_Data provided_
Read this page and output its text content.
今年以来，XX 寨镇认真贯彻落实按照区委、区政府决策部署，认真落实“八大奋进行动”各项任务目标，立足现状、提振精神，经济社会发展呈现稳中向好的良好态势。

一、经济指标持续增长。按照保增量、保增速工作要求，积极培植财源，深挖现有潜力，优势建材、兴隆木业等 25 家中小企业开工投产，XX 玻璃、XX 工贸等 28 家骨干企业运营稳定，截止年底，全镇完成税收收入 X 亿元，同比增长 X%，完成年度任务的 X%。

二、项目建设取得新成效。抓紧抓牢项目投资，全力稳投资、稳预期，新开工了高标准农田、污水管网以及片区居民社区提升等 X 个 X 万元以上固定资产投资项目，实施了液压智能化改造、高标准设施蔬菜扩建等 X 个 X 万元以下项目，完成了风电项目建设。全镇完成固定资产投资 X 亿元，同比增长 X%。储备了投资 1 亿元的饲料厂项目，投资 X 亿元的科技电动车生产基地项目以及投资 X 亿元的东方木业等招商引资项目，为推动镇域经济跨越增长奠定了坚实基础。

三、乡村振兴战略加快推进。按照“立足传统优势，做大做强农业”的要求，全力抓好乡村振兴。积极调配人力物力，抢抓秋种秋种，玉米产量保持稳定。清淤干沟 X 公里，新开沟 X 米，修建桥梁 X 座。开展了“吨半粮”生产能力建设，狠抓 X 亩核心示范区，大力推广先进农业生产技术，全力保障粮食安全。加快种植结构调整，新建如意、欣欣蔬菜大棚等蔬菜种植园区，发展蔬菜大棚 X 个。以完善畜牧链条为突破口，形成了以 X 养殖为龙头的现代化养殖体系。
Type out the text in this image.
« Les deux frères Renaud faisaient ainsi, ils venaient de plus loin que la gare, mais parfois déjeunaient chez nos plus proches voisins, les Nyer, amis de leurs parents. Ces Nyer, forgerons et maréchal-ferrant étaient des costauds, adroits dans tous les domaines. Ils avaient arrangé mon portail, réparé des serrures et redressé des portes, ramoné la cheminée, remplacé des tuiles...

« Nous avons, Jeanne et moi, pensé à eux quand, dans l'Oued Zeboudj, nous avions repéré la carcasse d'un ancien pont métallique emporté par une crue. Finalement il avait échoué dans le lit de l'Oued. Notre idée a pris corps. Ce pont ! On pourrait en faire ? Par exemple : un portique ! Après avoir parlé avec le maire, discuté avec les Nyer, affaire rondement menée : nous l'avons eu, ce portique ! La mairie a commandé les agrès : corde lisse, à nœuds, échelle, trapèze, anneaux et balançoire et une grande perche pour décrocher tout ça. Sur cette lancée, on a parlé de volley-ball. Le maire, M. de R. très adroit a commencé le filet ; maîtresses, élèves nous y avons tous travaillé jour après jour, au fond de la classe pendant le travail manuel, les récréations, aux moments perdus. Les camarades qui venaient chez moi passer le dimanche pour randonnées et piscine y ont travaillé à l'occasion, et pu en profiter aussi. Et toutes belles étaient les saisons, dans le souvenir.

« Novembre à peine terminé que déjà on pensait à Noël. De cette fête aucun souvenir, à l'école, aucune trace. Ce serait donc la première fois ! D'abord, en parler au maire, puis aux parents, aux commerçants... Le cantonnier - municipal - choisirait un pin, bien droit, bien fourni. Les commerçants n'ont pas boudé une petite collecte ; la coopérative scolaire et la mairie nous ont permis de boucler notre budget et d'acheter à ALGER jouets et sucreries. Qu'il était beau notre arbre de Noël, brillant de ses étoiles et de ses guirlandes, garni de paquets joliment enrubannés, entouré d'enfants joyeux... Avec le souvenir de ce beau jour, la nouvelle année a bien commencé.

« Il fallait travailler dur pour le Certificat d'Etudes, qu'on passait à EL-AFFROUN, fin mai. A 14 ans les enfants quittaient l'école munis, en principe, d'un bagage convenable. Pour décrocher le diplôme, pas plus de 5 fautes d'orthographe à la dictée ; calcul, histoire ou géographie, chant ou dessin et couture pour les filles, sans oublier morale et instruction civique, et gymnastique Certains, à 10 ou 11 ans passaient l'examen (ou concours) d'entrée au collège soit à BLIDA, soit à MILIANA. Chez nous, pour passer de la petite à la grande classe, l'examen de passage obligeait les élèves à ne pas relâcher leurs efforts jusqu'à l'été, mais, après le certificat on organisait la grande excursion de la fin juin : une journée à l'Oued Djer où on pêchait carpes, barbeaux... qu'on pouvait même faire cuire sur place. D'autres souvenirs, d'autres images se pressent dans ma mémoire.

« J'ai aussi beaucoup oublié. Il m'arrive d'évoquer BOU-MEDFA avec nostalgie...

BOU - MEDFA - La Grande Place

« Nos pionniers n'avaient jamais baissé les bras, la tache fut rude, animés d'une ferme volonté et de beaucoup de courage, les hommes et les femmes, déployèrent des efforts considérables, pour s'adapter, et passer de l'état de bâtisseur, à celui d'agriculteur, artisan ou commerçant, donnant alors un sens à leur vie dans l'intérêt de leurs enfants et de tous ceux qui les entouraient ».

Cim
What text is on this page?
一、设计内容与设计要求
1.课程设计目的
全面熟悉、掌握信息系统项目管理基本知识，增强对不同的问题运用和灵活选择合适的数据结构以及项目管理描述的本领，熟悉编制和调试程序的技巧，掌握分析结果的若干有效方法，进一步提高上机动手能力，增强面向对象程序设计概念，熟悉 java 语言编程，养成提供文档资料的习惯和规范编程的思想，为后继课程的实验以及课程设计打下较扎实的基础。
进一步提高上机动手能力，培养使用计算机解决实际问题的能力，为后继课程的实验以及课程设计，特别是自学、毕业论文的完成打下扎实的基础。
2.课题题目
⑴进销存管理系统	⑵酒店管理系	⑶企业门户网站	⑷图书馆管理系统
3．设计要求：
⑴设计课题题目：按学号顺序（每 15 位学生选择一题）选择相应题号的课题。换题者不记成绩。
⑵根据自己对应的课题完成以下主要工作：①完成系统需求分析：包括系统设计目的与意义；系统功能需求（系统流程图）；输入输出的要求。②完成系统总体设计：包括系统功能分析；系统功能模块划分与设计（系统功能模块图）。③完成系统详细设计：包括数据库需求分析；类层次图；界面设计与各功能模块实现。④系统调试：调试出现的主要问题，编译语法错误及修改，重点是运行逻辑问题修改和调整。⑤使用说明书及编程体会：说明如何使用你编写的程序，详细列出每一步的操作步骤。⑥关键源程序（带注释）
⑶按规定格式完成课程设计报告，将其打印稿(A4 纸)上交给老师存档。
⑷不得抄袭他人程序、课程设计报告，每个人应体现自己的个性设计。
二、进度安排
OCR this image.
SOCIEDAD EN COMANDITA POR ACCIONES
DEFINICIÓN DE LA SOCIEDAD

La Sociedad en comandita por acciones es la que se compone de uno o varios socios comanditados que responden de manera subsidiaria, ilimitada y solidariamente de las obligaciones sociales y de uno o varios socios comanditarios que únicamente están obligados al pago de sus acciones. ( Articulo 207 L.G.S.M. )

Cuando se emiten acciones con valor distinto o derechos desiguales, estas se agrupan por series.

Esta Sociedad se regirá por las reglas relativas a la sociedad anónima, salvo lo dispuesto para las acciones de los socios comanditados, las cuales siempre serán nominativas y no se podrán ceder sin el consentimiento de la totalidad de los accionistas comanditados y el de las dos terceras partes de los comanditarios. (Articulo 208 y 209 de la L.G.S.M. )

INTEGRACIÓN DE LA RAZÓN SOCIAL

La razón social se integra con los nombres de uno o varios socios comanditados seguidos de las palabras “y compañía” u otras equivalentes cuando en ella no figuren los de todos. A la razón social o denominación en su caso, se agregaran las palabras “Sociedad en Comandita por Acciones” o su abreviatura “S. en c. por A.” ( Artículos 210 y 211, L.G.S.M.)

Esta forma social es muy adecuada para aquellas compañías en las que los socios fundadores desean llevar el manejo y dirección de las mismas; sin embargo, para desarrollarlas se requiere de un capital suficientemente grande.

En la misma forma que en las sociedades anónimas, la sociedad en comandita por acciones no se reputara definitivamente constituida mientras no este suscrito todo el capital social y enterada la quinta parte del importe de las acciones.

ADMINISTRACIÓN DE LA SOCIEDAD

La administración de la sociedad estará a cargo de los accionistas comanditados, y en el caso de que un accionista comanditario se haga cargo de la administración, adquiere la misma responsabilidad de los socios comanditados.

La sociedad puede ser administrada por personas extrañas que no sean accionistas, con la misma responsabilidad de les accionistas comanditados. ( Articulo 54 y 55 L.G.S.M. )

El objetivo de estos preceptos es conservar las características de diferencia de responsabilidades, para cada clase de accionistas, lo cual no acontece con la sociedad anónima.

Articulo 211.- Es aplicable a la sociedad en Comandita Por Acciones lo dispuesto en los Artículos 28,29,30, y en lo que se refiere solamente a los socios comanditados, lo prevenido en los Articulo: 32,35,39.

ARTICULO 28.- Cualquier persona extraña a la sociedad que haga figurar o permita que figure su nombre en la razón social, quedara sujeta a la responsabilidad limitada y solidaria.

_Directions_
What is the number of lines holding the word "page"? State it alone.

_Answer to the problem_
2